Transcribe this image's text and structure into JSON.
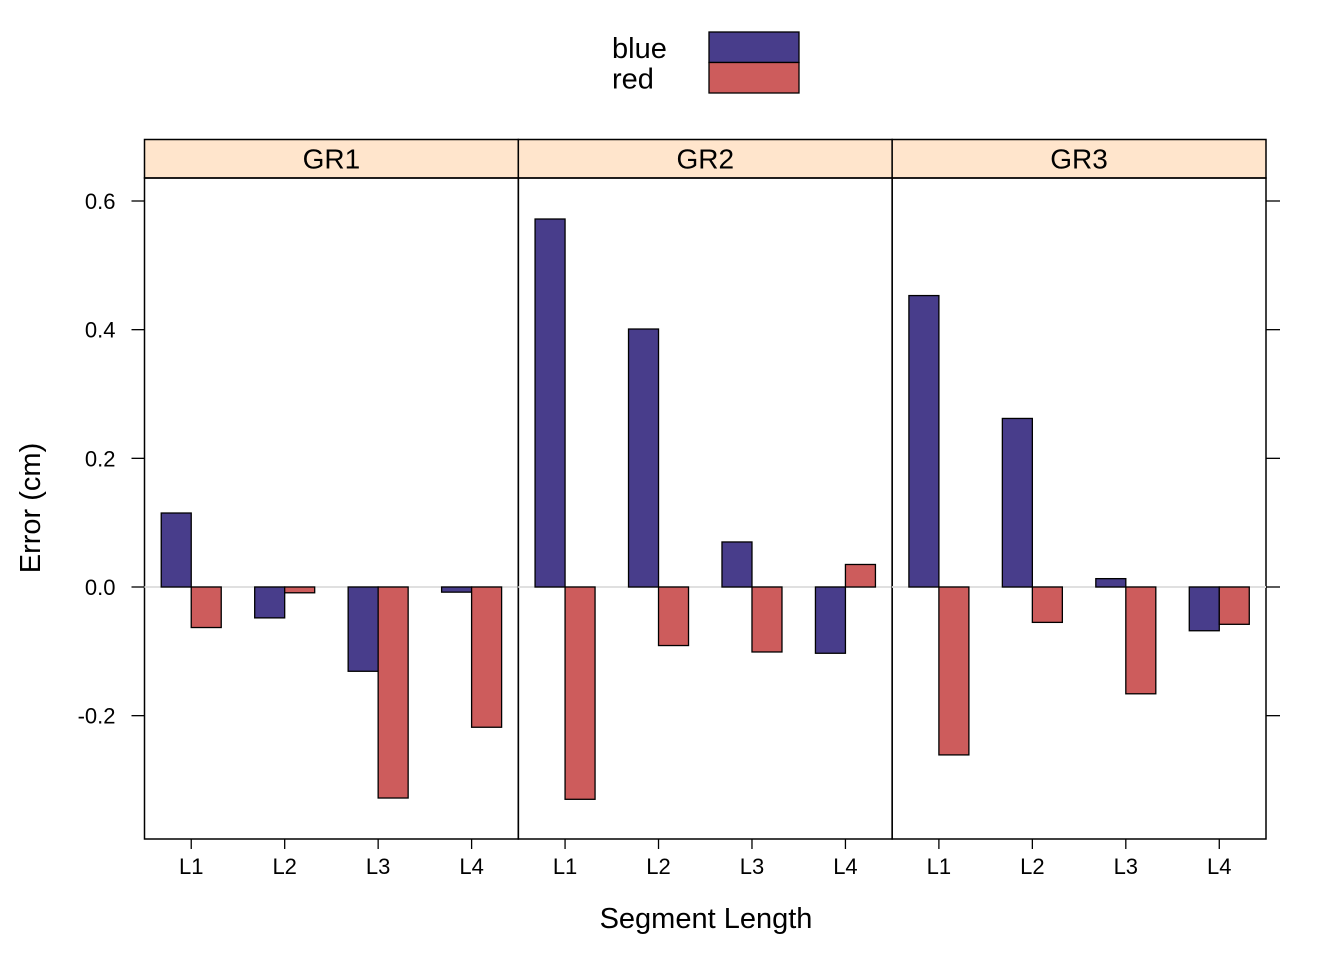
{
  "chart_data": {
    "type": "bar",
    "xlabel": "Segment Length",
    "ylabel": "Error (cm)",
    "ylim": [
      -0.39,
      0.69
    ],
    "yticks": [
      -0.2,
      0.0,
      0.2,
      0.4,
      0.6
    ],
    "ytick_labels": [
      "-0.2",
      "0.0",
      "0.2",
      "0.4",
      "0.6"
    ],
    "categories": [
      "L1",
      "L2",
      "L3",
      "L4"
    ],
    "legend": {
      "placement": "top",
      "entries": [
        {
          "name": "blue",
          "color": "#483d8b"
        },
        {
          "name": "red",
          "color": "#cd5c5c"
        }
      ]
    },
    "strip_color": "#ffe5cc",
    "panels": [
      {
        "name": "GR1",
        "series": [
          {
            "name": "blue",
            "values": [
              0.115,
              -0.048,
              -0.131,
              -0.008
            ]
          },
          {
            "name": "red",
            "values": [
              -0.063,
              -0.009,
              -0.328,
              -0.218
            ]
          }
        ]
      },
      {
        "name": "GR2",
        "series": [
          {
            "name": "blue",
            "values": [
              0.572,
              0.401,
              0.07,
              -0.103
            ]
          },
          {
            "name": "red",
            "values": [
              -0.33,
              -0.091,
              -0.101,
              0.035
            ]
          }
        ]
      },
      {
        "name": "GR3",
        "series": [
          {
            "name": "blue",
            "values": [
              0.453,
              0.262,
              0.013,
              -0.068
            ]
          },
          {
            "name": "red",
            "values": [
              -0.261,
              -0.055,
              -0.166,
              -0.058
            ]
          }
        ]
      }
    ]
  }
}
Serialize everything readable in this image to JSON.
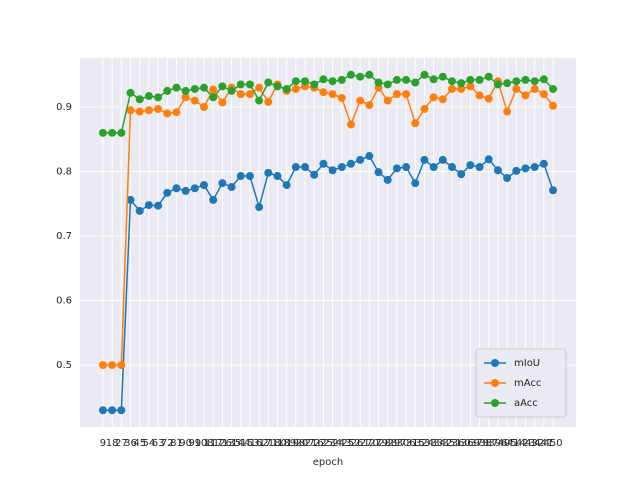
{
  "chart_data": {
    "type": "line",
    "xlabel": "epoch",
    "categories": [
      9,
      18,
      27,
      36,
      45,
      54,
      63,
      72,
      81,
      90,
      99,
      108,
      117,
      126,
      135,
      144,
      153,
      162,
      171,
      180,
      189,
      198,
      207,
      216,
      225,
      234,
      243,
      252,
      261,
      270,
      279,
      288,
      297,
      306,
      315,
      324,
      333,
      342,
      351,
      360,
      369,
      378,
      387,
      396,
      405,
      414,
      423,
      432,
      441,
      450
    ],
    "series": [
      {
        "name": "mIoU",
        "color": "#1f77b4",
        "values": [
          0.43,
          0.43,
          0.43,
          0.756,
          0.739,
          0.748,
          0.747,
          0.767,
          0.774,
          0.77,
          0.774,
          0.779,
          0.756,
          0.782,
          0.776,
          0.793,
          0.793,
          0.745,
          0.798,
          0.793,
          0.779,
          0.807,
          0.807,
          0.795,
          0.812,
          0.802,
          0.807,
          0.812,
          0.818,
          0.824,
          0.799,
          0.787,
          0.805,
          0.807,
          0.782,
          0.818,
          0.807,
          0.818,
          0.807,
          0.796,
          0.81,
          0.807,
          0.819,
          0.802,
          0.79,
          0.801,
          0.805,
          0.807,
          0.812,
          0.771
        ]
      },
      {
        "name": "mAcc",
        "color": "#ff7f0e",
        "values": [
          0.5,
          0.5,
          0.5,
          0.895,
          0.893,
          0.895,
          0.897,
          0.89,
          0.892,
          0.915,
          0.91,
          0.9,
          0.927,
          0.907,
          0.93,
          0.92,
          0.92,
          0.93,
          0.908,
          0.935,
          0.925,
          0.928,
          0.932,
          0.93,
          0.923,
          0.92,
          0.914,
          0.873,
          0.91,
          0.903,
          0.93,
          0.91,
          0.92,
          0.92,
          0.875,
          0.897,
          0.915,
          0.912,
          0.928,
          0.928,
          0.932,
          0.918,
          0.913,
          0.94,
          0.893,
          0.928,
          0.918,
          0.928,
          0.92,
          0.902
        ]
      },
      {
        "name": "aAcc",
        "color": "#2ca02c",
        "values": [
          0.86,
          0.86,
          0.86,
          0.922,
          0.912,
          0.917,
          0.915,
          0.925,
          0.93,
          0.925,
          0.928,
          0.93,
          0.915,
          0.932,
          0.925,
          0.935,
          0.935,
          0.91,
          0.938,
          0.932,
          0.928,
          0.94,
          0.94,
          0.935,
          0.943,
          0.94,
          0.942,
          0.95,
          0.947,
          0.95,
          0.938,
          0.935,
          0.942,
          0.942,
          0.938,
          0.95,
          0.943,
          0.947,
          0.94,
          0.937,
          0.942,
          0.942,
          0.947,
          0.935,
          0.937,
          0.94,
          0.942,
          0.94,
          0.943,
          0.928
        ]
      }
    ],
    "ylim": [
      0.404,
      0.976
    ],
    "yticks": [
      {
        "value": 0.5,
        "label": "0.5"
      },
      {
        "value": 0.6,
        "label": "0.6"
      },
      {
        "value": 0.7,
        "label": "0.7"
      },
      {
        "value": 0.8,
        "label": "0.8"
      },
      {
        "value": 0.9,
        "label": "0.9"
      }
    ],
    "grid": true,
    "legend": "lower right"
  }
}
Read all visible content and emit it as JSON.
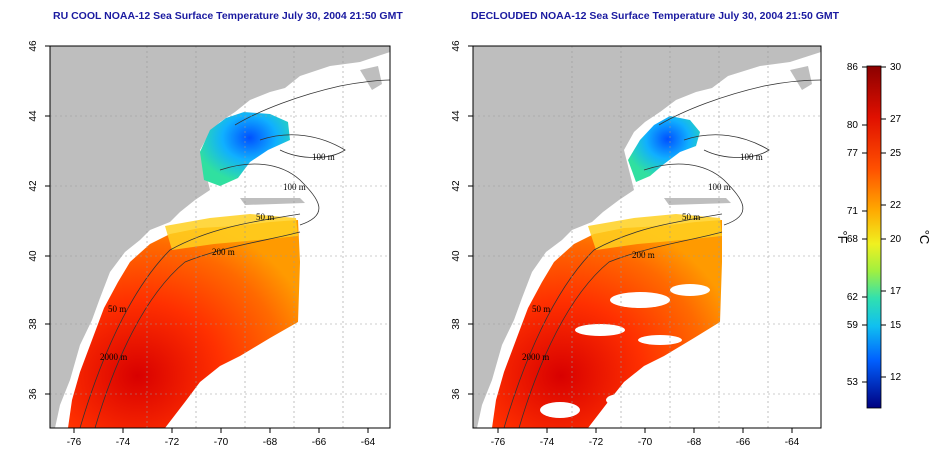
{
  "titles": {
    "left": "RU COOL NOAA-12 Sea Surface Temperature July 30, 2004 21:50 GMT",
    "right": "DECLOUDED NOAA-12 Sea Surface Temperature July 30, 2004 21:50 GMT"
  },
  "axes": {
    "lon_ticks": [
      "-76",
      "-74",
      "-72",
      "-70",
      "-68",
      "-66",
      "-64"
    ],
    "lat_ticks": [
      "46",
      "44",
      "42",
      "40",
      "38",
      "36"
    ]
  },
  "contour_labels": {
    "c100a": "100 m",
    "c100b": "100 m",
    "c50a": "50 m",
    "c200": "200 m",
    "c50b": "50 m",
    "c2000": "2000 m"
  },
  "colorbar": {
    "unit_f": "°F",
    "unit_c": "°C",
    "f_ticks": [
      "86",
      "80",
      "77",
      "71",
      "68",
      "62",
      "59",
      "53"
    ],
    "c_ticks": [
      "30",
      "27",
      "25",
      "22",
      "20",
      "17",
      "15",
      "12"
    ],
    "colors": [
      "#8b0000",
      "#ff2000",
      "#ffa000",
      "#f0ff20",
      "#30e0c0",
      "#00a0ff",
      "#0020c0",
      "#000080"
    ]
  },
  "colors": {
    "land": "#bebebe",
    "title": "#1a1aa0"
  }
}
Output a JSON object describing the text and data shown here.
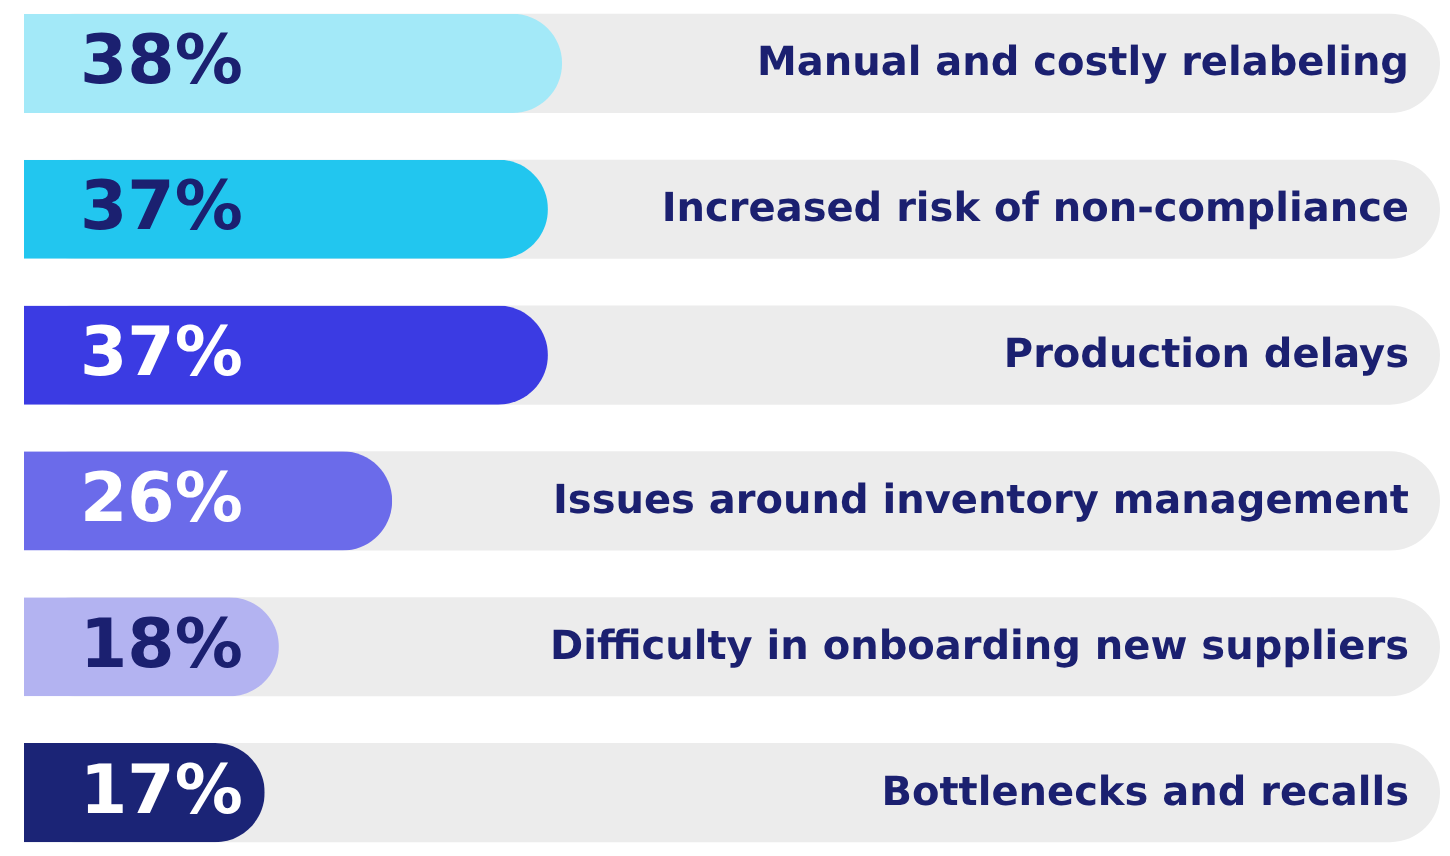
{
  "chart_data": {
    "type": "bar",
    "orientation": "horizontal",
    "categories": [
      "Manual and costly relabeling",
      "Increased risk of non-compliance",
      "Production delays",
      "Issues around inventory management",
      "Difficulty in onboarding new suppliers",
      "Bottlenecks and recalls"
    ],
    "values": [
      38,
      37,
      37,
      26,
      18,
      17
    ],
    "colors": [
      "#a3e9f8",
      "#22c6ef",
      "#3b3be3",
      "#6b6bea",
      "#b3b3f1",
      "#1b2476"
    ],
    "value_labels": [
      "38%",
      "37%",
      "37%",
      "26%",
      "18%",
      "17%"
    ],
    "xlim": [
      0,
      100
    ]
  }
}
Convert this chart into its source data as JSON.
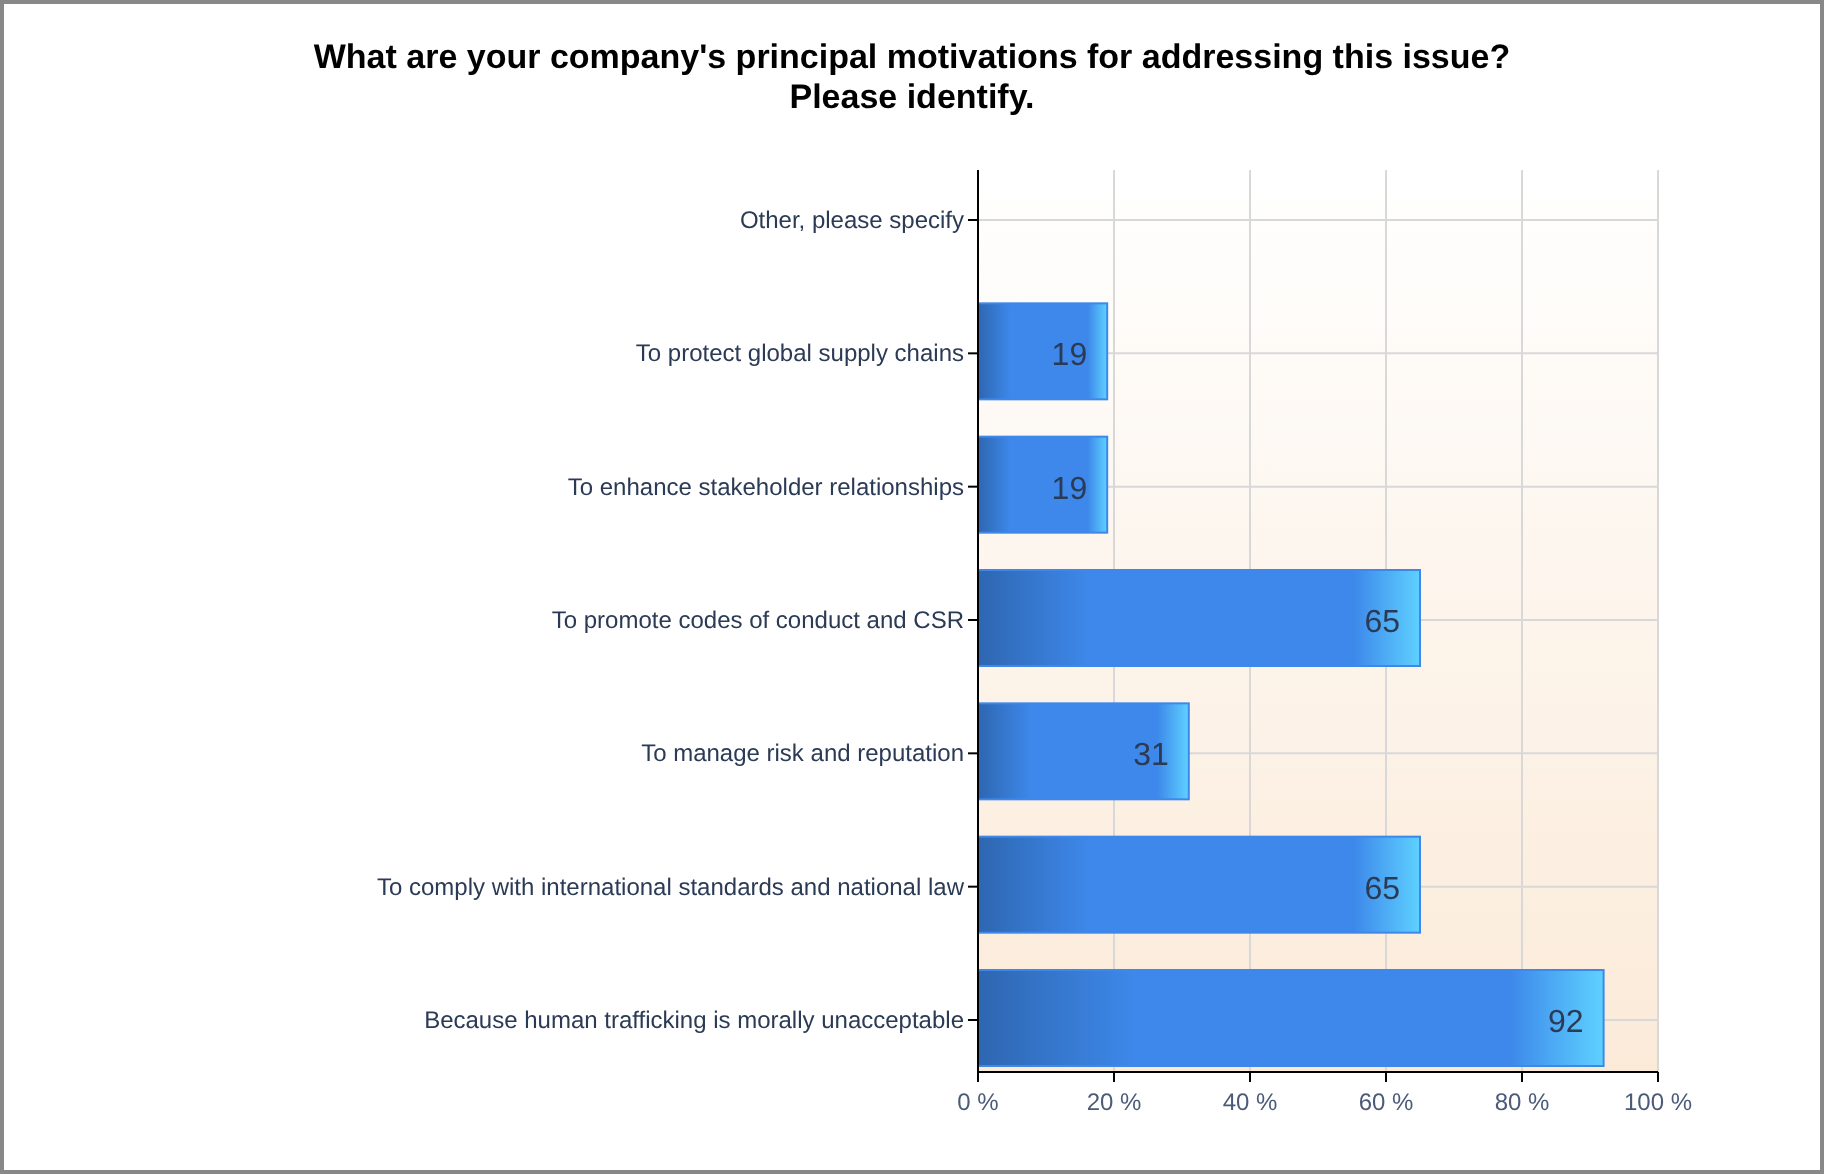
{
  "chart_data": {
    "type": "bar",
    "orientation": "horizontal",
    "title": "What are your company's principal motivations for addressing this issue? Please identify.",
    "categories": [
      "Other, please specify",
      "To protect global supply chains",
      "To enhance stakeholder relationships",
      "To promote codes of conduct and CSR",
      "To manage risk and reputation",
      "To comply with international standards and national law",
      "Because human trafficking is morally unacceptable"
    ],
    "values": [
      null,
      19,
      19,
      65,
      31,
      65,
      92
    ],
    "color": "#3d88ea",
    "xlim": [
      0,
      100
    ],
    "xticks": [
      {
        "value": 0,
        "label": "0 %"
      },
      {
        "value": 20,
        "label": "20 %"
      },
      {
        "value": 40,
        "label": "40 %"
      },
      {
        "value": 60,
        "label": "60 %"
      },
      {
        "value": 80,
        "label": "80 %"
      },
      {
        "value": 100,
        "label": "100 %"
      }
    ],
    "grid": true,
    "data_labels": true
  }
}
• • • • •
* _REQUIREMENT_
Collect the lines of the data that carry the word "JSON".

* _TASK ANSWER_
Transcribe this image's text and structure into JSON.
Serialize everything readable in this image to JSON.
Read all visible content and emit it as JSON.
Output a JSON object describing the text and data shown here.
Convert this chart into its source data as JSON.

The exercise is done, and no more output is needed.